[A block of data]

+++

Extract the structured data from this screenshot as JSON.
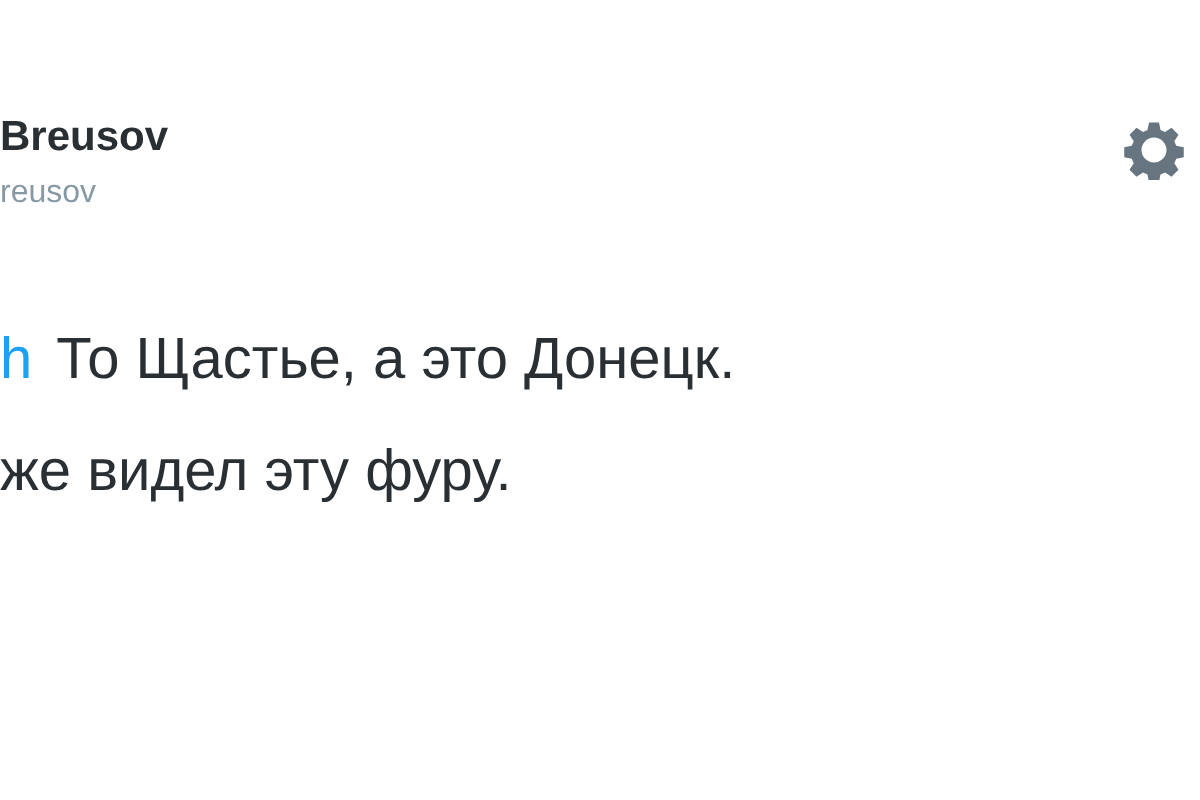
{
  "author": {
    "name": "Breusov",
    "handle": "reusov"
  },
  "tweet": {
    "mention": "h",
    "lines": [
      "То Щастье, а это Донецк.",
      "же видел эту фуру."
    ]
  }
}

+++

What to work on:
Restate every record exactly, please; do not copy the pictures.

Answer for the task:
Extract the structured data from this screenshot as JSON.
{
  "author": {
    "name": "Breusov",
    "handle": "reusov"
  },
  "tweet": {
    "mention": "h",
    "lines": [
      "То Щастье, а это Донецк.",
      "же видел эту фуру."
    ]
  }
}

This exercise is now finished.